## Stated problem
Restate the records below word for word, and omit the images they hold.

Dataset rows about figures

########################################

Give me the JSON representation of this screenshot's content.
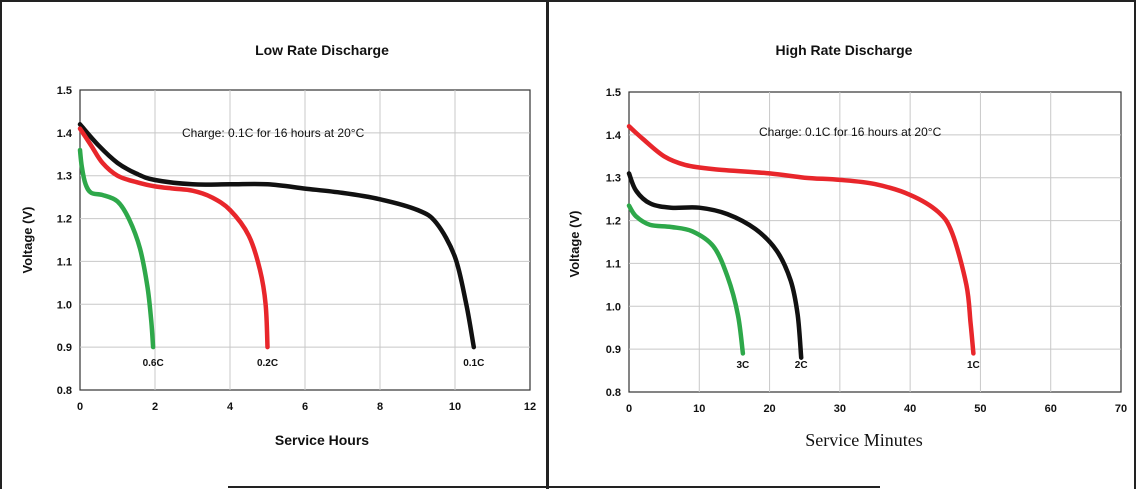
{
  "chart_data": [
    {
      "type": "line",
      "title": "Low Rate Discharge",
      "xlabel": "Service Hours",
      "ylabel": "Voltage (V)",
      "xlim": [
        0,
        12
      ],
      "ylim": [
        0.8,
        1.5
      ],
      "xticks": [
        "0",
        "2",
        "4",
        "6",
        "8",
        "10",
        "12"
      ],
      "yticks": [
        "0.8",
        "0.9",
        "1.0",
        "1.1",
        "1.2",
        "1.3",
        "1.4",
        "1.5"
      ],
      "grid": true,
      "annotation": "Charge: 0.1C for 16 hours at 20°C",
      "series": [
        {
          "name": "0.1C",
          "color": "#111111",
          "points": [
            [
              0,
              1.42
            ],
            [
              0.5,
              1.37
            ],
            [
              1,
              1.33
            ],
            [
              1.5,
              1.305
            ],
            [
              2,
              1.29
            ],
            [
              3,
              1.28
            ],
            [
              4,
              1.28
            ],
            [
              5,
              1.28
            ],
            [
              6,
              1.27
            ],
            [
              7,
              1.26
            ],
            [
              8,
              1.245
            ],
            [
              9,
              1.22
            ],
            [
              9.5,
              1.19
            ],
            [
              10,
              1.11
            ],
            [
              10.3,
              1.0
            ],
            [
              10.5,
              0.9
            ]
          ]
        },
        {
          "name": "0.2C",
          "color": "#e8262b",
          "points": [
            [
              0,
              1.41
            ],
            [
              0.3,
              1.37
            ],
            [
              0.6,
              1.33
            ],
            [
              1,
              1.3
            ],
            [
              1.5,
              1.285
            ],
            [
              2,
              1.275
            ],
            [
              2.5,
              1.27
            ],
            [
              3,
              1.265
            ],
            [
              3.5,
              1.25
            ],
            [
              4,
              1.22
            ],
            [
              4.5,
              1.16
            ],
            [
              4.8,
              1.08
            ],
            [
              4.95,
              1.0
            ],
            [
              5.0,
              0.9
            ]
          ]
        },
        {
          "name": "0.6C",
          "color": "#2ea84a",
          "points": [
            [
              0,
              1.36
            ],
            [
              0.05,
              1.32
            ],
            [
              0.15,
              1.28
            ],
            [
              0.3,
              1.26
            ],
            [
              0.6,
              1.255
            ],
            [
              1,
              1.24
            ],
            [
              1.3,
              1.2
            ],
            [
              1.6,
              1.13
            ],
            [
              1.8,
              1.04
            ],
            [
              1.9,
              0.96
            ],
            [
              1.95,
              0.9
            ]
          ]
        }
      ]
    },
    {
      "type": "line",
      "title": "High Rate Discharge",
      "xlabel": "Service Minutes",
      "ylabel": "Voltage (V)",
      "xlim": [
        0,
        70
      ],
      "ylim": [
        0.8,
        1.5
      ],
      "xticks": [
        "0",
        "10",
        "20",
        "30",
        "40",
        "50",
        "60",
        "70"
      ],
      "yticks": [
        "0.8",
        "0.9",
        "1.0",
        "1.1",
        "1.2",
        "1.3",
        "1.4",
        "1.5"
      ],
      "grid": true,
      "annotation": "Charge: 0.1C for 16 hours at 20°C",
      "series": [
        {
          "name": "1C",
          "color": "#e8262b",
          "points": [
            [
              0,
              1.42
            ],
            [
              2,
              1.39
            ],
            [
              5,
              1.35
            ],
            [
              8,
              1.33
            ],
            [
              12,
              1.32
            ],
            [
              20,
              1.31
            ],
            [
              25,
              1.3
            ],
            [
              30,
              1.295
            ],
            [
              35,
              1.285
            ],
            [
              40,
              1.26
            ],
            [
              44,
              1.22
            ],
            [
              46,
              1.17
            ],
            [
              48,
              1.05
            ],
            [
              48.6,
              0.96
            ],
            [
              49,
              0.89
            ]
          ]
        },
        {
          "name": "2C",
          "color": "#111111",
          "points": [
            [
              0,
              1.31
            ],
            [
              1,
              1.27
            ],
            [
              3,
              1.24
            ],
            [
              6,
              1.23
            ],
            [
              10,
              1.23
            ],
            [
              14,
              1.215
            ],
            [
              18,
              1.18
            ],
            [
              21,
              1.13
            ],
            [
              23,
              1.06
            ],
            [
              24,
              0.98
            ],
            [
              24.5,
              0.88
            ]
          ]
        },
        {
          "name": "3C",
          "color": "#2ea84a",
          "points": [
            [
              0,
              1.235
            ],
            [
              1,
              1.21
            ],
            [
              3,
              1.19
            ],
            [
              6,
              1.185
            ],
            [
              9,
              1.175
            ],
            [
              12,
              1.14
            ],
            [
              14,
              1.07
            ],
            [
              15.5,
              0.98
            ],
            [
              16.2,
              0.89
            ]
          ]
        }
      ]
    }
  ]
}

########################################

## Completed task
Give me the JSON representation of this screenshot's content.
{
  "chart_data": [
    {
      "type": "line",
      "title": "Low Rate Discharge",
      "xlabel": "Service Hours",
      "ylabel": "Voltage (V)",
      "xlim": [
        0,
        12
      ],
      "ylim": [
        0.8,
        1.5
      ],
      "xticks": [
        "0",
        "2",
        "4",
        "6",
        "8",
        "10",
        "12"
      ],
      "yticks": [
        "0.8",
        "0.9",
        "1.0",
        "1.1",
        "1.2",
        "1.3",
        "1.4",
        "1.5"
      ],
      "grid": true,
      "annotation": "Charge: 0.1C for 16 hours at 20°C",
      "series": [
        {
          "name": "0.1C",
          "color": "#111111",
          "points": [
            [
              0,
              1.42
            ],
            [
              0.5,
              1.37
            ],
            [
              1,
              1.33
            ],
            [
              1.5,
              1.305
            ],
            [
              2,
              1.29
            ],
            [
              3,
              1.28
            ],
            [
              4,
              1.28
            ],
            [
              5,
              1.28
            ],
            [
              6,
              1.27
            ],
            [
              7,
              1.26
            ],
            [
              8,
              1.245
            ],
            [
              9,
              1.22
            ],
            [
              9.5,
              1.19
            ],
            [
              10,
              1.11
            ],
            [
              10.3,
              1.0
            ],
            [
              10.5,
              0.9
            ]
          ]
        },
        {
          "name": "0.2C",
          "color": "#e8262b",
          "points": [
            [
              0,
              1.41
            ],
            [
              0.3,
              1.37
            ],
            [
              0.6,
              1.33
            ],
            [
              1,
              1.3
            ],
            [
              1.5,
              1.285
            ],
            [
              2,
              1.275
            ],
            [
              2.5,
              1.27
            ],
            [
              3,
              1.265
            ],
            [
              3.5,
              1.25
            ],
            [
              4,
              1.22
            ],
            [
              4.5,
              1.16
            ],
            [
              4.8,
              1.08
            ],
            [
              4.95,
              1.0
            ],
            [
              5.0,
              0.9
            ]
          ]
        },
        {
          "name": "0.6C",
          "color": "#2ea84a",
          "points": [
            [
              0,
              1.36
            ],
            [
              0.05,
              1.32
            ],
            [
              0.15,
              1.28
            ],
            [
              0.3,
              1.26
            ],
            [
              0.6,
              1.255
            ],
            [
              1,
              1.24
            ],
            [
              1.3,
              1.2
            ],
            [
              1.6,
              1.13
            ],
            [
              1.8,
              1.04
            ],
            [
              1.9,
              0.96
            ],
            [
              1.95,
              0.9
            ]
          ]
        }
      ]
    },
    {
      "type": "line",
      "title": "High Rate Discharge",
      "xlabel": "Service Minutes",
      "ylabel": "Voltage (V)",
      "xlim": [
        0,
        70
      ],
      "ylim": [
        0.8,
        1.5
      ],
      "xticks": [
        "0",
        "10",
        "20",
        "30",
        "40",
        "50",
        "60",
        "70"
      ],
      "yticks": [
        "0.8",
        "0.9",
        "1.0",
        "1.1",
        "1.2",
        "1.3",
        "1.4",
        "1.5"
      ],
      "grid": true,
      "annotation": "Charge: 0.1C for 16 hours at 20°C",
      "series": [
        {
          "name": "1C",
          "color": "#e8262b",
          "points": [
            [
              0,
              1.42
            ],
            [
              2,
              1.39
            ],
            [
              5,
              1.35
            ],
            [
              8,
              1.33
            ],
            [
              12,
              1.32
            ],
            [
              20,
              1.31
            ],
            [
              25,
              1.3
            ],
            [
              30,
              1.295
            ],
            [
              35,
              1.285
            ],
            [
              40,
              1.26
            ],
            [
              44,
              1.22
            ],
            [
              46,
              1.17
            ],
            [
              48,
              1.05
            ],
            [
              48.6,
              0.96
            ],
            [
              49,
              0.89
            ]
          ]
        },
        {
          "name": "2C",
          "color": "#111111",
          "points": [
            [
              0,
              1.31
            ],
            [
              1,
              1.27
            ],
            [
              3,
              1.24
            ],
            [
              6,
              1.23
            ],
            [
              10,
              1.23
            ],
            [
              14,
              1.215
            ],
            [
              18,
              1.18
            ],
            [
              21,
              1.13
            ],
            [
              23,
              1.06
            ],
            [
              24,
              0.98
            ],
            [
              24.5,
              0.88
            ]
          ]
        },
        {
          "name": "3C",
          "color": "#2ea84a",
          "points": [
            [
              0,
              1.235
            ],
            [
              1,
              1.21
            ],
            [
              3,
              1.19
            ],
            [
              6,
              1.185
            ],
            [
              9,
              1.175
            ],
            [
              12,
              1.14
            ],
            [
              14,
              1.07
            ],
            [
              15.5,
              0.98
            ],
            [
              16.2,
              0.89
            ]
          ]
        }
      ]
    }
  ]
}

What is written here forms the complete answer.